Rows from a figure dataset ::
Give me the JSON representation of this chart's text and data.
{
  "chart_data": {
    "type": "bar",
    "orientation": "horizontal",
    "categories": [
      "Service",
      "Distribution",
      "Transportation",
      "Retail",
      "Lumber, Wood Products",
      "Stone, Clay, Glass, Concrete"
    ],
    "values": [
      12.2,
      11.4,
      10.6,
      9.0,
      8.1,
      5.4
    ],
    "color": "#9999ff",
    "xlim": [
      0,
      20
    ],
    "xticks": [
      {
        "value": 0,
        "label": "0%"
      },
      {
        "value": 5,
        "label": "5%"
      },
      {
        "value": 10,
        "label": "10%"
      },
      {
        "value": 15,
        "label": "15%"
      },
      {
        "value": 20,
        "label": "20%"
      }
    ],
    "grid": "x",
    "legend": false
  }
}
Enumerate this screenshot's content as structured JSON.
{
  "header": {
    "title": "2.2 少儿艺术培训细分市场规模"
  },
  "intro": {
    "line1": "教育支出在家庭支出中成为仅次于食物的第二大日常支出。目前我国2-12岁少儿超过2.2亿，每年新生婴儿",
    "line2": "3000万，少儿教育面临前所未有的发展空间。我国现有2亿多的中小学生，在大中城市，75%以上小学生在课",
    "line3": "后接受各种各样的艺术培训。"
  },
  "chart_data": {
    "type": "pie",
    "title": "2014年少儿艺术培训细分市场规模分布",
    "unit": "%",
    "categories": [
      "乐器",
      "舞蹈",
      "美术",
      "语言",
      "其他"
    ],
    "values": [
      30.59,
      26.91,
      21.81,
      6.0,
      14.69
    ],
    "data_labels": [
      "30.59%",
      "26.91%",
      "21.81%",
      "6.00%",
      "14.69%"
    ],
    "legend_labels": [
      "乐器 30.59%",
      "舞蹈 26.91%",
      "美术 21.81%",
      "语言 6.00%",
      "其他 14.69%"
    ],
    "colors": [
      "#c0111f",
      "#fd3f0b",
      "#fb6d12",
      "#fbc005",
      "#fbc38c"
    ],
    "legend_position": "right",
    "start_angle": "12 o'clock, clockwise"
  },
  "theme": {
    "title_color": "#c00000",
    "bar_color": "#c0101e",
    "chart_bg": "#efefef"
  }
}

Your objective :: Using the material above, print every entry exactly as written.

Solution ::
Give me the JSON representation of this chart's text and data.
{
  "chart_data": {
    "type": "bar",
    "orientation": "horizontal",
    "categories": [
      "Service",
      "Distribution",
      "Transportation",
      "Retail",
      "Lumber, Wood Products",
      "Stone, Clay, Glass, Concrete"
    ],
    "values": [
      12.2,
      11.4,
      10.6,
      9.0,
      8.1,
      5.4
    ],
    "color": "#9999ff",
    "xlim": [
      0,
      20
    ],
    "xticks": [
      {
        "value": 0,
        "label": "0%"
      },
      {
        "value": 5,
        "label": "5%"
      },
      {
        "value": 10,
        "label": "10%"
      },
      {
        "value": 15,
        "label": "15%"
      },
      {
        "value": 20,
        "label": "20%"
      }
    ],
    "grid": "x",
    "legend": false
  }
}
Enumerate this screenshot's content as structured JSON.
{
  "header": {
    "title": "2.2 少儿艺术培训细分市场规模"
  },
  "intro": {
    "line1": "教育支出在家庭支出中成为仅次于食物的第二大日常支出。目前我国2-12岁少儿超过2.2亿，每年新生婴儿",
    "line2": "3000万，少儿教育面临前所未有的发展空间。我国现有2亿多的中小学生，在大中城市，75%以上小学生在课",
    "line3": "后接受各种各样的艺术培训。"
  },
  "chart_data": {
    "type": "pie",
    "title": "2014年少儿艺术培训细分市场规模分布",
    "unit": "%",
    "categories": [
      "乐器",
      "舞蹈",
      "美术",
      "语言",
      "其他"
    ],
    "values": [
      30.59,
      26.91,
      21.81,
      6.0,
      14.69
    ],
    "data_labels": [
      "30.59%",
      "26.91%",
      "21.81%",
      "6.00%",
      "14.69%"
    ],
    "legend_labels": [
      "乐器 30.59%",
      "舞蹈 26.91%",
      "美术 21.81%",
      "语言 6.00%",
      "其他 14.69%"
    ],
    "colors": [
      "#c0111f",
      "#fd3f0b",
      "#fb6d12",
      "#fbc005",
      "#fbc38c"
    ],
    "legend_position": "right",
    "start_angle": "12 o'clock, clockwise"
  },
  "theme": {
    "title_color": "#c00000",
    "bar_color": "#c0101e",
    "chart_bg": "#efefef"
  }
}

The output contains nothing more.